A run of records
>>>>>

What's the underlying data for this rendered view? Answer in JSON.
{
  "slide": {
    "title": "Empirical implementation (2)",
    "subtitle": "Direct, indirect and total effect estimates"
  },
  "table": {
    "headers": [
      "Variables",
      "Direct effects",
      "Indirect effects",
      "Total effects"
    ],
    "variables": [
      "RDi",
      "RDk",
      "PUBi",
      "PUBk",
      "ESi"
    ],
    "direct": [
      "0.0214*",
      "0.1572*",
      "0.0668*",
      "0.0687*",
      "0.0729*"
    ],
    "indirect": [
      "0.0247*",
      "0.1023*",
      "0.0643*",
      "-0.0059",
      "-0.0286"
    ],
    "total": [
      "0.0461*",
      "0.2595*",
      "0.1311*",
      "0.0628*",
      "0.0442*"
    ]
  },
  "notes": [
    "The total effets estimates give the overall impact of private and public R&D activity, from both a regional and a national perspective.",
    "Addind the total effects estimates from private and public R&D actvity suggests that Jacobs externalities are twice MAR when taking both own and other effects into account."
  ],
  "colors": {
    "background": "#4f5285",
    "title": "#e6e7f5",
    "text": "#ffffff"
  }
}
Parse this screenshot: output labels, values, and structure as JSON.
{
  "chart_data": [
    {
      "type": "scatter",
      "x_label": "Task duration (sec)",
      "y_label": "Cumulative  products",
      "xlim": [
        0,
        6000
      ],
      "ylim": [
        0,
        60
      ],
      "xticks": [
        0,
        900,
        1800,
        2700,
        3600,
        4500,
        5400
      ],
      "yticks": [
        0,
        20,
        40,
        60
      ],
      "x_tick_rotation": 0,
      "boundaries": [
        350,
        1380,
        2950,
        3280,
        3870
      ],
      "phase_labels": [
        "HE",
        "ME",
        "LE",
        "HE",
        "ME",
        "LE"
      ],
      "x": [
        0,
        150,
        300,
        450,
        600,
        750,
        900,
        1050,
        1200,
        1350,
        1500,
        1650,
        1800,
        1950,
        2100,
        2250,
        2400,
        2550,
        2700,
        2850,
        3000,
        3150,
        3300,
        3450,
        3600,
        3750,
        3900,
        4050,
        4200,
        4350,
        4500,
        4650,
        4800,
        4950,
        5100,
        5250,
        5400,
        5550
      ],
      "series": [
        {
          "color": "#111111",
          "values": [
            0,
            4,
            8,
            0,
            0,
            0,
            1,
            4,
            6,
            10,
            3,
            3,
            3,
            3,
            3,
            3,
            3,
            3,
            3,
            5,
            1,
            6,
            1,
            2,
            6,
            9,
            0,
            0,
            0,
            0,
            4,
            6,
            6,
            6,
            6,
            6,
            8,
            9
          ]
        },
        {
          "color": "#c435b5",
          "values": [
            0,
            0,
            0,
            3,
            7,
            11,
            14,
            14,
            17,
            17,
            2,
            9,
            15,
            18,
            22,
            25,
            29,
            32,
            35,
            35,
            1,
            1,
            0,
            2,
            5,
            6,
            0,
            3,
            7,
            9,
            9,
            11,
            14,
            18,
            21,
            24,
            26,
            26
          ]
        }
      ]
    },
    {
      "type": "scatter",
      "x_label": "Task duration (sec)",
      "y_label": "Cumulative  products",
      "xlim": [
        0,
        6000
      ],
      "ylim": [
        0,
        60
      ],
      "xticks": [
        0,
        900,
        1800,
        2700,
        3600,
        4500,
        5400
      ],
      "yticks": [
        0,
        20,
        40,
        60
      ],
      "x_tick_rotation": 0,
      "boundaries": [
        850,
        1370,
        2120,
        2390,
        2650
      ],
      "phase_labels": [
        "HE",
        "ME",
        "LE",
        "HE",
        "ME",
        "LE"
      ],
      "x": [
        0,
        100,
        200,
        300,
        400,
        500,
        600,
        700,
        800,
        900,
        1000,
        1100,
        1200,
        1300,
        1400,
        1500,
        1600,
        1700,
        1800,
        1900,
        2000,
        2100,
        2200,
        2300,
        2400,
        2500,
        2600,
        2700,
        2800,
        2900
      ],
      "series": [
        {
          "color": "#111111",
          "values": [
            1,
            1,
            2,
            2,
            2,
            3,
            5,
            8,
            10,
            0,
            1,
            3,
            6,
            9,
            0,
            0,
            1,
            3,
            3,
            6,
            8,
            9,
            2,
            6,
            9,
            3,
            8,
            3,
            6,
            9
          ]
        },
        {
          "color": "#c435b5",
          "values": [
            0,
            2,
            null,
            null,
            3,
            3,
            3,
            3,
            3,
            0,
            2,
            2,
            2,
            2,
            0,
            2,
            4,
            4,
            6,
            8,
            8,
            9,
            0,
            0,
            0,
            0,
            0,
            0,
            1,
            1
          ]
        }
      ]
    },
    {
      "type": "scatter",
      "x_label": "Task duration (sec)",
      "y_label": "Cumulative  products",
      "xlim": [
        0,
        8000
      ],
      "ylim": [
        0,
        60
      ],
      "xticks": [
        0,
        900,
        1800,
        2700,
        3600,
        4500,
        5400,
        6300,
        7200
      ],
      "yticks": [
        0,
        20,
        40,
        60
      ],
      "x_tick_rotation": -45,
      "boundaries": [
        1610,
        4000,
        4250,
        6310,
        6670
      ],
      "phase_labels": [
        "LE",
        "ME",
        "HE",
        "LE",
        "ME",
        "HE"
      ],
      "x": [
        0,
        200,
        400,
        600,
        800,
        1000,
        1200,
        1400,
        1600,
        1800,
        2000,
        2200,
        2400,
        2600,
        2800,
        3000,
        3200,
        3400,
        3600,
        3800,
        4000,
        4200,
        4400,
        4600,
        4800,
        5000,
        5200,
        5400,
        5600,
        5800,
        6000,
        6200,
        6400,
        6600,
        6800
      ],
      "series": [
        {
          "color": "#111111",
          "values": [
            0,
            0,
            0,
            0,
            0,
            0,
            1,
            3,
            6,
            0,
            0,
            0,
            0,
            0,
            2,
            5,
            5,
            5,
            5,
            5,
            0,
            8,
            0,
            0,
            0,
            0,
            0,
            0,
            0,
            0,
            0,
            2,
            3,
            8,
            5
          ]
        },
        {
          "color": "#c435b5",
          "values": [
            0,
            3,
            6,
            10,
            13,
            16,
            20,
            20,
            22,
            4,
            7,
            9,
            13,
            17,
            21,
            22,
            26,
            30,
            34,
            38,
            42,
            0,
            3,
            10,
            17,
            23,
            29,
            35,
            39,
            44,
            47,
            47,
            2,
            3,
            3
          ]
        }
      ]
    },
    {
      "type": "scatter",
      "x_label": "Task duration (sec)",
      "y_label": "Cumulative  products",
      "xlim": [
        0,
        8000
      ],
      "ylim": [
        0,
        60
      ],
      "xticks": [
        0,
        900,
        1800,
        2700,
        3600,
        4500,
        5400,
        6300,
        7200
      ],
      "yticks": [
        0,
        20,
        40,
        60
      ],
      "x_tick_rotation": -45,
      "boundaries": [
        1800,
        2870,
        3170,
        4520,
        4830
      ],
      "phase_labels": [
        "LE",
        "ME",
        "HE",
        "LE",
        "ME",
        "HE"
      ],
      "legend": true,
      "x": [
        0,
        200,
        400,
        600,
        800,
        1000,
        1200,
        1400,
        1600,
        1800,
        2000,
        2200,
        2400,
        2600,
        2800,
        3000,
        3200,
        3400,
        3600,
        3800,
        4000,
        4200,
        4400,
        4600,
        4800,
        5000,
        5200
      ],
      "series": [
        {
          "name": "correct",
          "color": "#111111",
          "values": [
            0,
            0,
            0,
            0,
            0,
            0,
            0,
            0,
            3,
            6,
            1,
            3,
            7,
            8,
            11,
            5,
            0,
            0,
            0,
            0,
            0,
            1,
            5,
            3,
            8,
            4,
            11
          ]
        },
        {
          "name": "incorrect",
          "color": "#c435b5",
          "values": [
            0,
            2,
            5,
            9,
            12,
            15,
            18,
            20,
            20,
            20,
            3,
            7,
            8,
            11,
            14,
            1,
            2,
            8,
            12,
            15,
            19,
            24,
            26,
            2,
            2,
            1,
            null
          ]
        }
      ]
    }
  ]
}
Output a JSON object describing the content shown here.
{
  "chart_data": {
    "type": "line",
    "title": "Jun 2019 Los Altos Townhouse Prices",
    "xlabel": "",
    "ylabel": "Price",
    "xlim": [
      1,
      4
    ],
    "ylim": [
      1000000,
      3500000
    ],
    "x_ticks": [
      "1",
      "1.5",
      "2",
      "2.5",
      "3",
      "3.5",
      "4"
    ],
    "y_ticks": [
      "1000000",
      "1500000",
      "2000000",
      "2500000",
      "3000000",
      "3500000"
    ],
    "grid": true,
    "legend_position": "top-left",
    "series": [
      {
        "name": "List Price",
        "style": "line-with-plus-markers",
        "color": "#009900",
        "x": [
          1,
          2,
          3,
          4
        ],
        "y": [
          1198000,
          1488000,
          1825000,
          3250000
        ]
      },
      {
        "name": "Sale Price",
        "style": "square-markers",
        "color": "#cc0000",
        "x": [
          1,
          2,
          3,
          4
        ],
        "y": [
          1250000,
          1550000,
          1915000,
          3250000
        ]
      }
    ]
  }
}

<<<<<

_Aim of the exercise_
Count the lines of these entries that hold the string "private", and give only that number.

_Solution to this exercise_
2